- _RECORDS SHOWN_
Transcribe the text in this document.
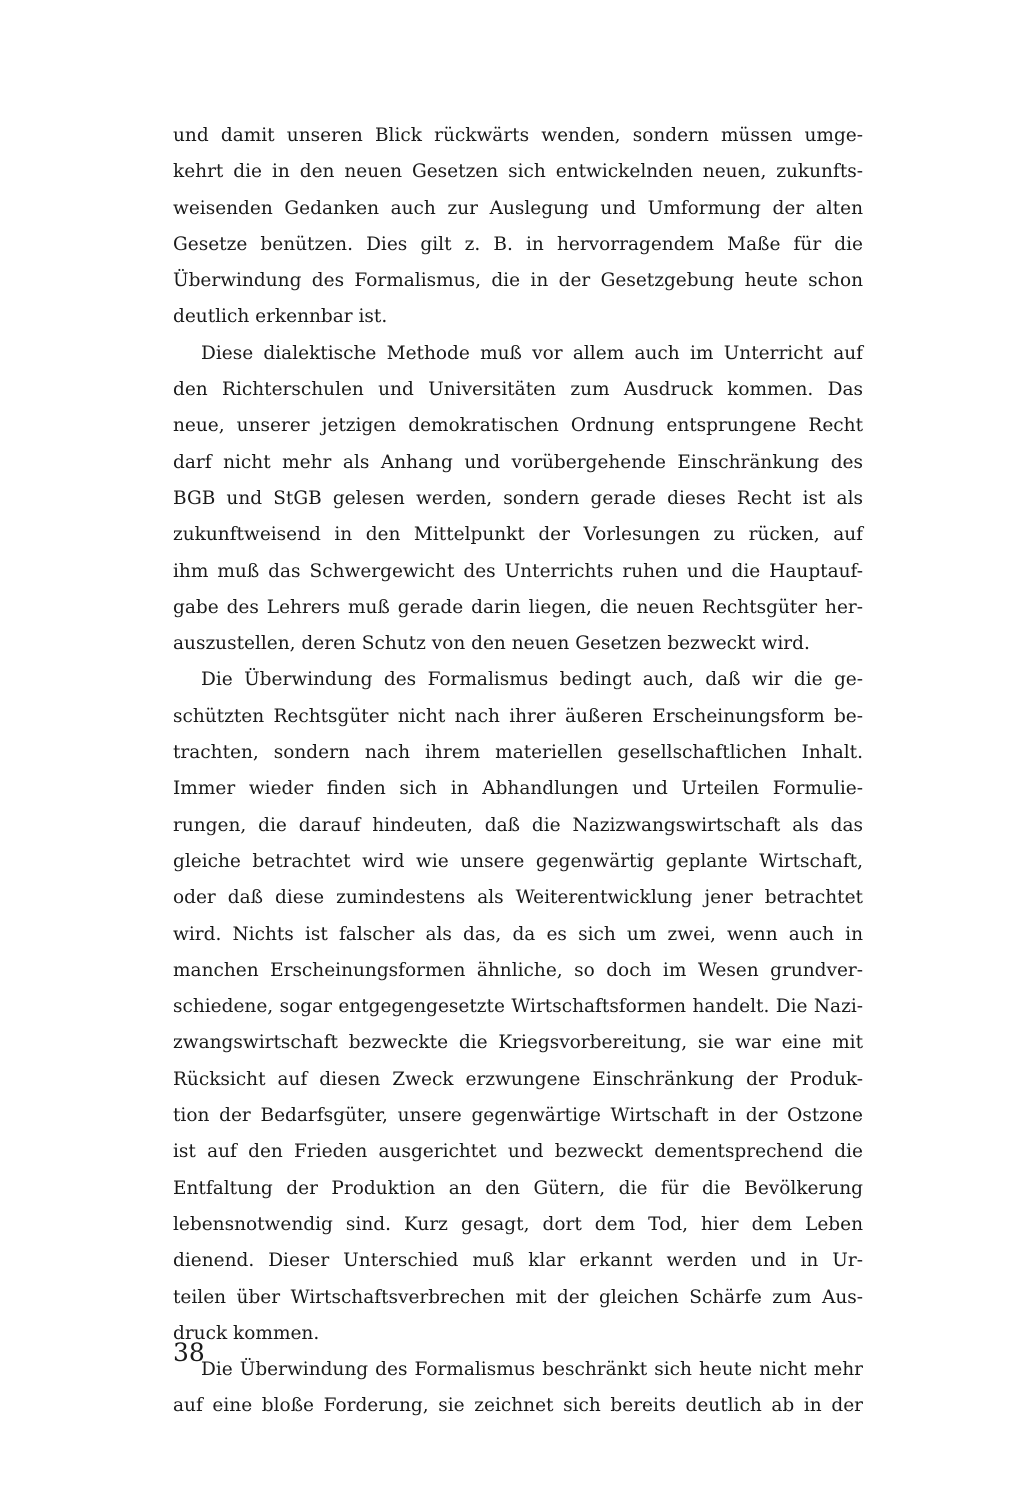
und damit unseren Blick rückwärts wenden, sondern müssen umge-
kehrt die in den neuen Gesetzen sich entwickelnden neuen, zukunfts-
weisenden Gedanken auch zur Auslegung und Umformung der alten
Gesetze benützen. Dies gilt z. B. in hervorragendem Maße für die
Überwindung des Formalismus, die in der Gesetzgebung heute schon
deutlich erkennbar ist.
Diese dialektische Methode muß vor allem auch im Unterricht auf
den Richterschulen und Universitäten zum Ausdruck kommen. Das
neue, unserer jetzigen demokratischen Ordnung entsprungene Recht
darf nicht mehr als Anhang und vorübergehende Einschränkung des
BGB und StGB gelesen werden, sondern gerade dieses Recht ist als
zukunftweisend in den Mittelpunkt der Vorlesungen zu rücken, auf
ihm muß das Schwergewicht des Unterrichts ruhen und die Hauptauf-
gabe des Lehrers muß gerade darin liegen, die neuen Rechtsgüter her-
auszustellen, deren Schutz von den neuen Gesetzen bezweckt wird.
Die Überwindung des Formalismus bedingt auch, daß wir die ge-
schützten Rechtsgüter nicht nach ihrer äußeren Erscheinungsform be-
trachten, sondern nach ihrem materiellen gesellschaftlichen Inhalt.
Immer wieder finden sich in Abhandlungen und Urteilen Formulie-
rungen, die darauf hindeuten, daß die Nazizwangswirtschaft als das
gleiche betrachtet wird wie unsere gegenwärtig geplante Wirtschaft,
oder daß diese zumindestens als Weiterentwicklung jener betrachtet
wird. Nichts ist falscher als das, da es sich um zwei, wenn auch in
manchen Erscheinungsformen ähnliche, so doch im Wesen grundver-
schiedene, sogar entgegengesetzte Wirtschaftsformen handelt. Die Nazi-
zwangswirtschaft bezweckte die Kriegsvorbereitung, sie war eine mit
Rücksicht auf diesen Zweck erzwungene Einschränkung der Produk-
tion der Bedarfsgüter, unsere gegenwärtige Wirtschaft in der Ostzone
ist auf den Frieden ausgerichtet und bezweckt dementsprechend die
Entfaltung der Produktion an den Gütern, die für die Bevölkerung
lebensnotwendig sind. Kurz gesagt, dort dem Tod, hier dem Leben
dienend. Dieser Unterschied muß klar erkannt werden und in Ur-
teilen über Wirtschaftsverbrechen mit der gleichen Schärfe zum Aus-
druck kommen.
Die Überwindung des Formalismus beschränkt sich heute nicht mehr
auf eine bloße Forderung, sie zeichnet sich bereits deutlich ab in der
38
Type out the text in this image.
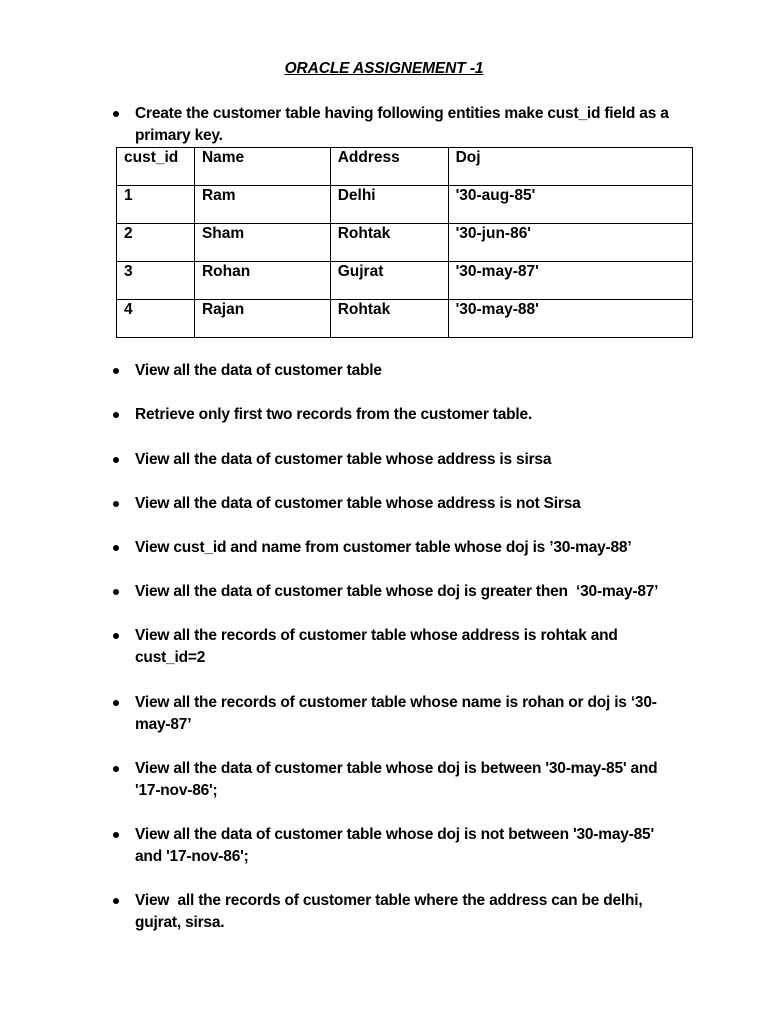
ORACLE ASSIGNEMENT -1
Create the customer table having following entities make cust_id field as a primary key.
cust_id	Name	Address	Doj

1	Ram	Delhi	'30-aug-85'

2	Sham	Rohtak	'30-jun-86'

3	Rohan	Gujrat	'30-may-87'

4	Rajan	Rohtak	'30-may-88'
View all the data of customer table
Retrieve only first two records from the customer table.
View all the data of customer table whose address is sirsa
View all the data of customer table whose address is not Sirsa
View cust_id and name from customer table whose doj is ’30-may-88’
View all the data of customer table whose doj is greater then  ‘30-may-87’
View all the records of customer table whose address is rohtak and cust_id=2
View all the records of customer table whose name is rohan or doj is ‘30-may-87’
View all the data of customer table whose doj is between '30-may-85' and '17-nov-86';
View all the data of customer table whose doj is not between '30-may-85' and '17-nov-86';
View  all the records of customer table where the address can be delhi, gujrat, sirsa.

==

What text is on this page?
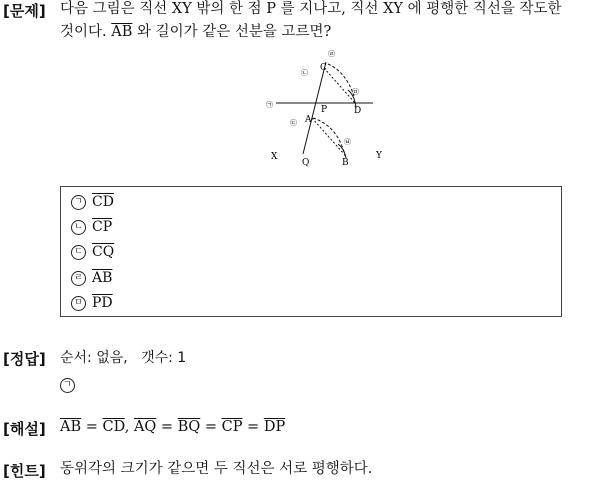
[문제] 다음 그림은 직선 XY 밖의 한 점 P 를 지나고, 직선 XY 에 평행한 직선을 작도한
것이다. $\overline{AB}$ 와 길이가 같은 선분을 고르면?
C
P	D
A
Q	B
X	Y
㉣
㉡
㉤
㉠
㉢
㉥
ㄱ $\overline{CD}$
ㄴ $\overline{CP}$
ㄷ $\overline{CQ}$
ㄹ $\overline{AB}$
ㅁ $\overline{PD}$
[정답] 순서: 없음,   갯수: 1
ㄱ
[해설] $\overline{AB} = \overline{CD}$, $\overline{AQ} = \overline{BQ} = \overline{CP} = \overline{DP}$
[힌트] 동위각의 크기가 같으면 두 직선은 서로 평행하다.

- _TASK DESCRIPTION_
Say how many lines in the entries contain the string "betrachtet", and say nothing else.

- _ANSWER TO THE TASK_
2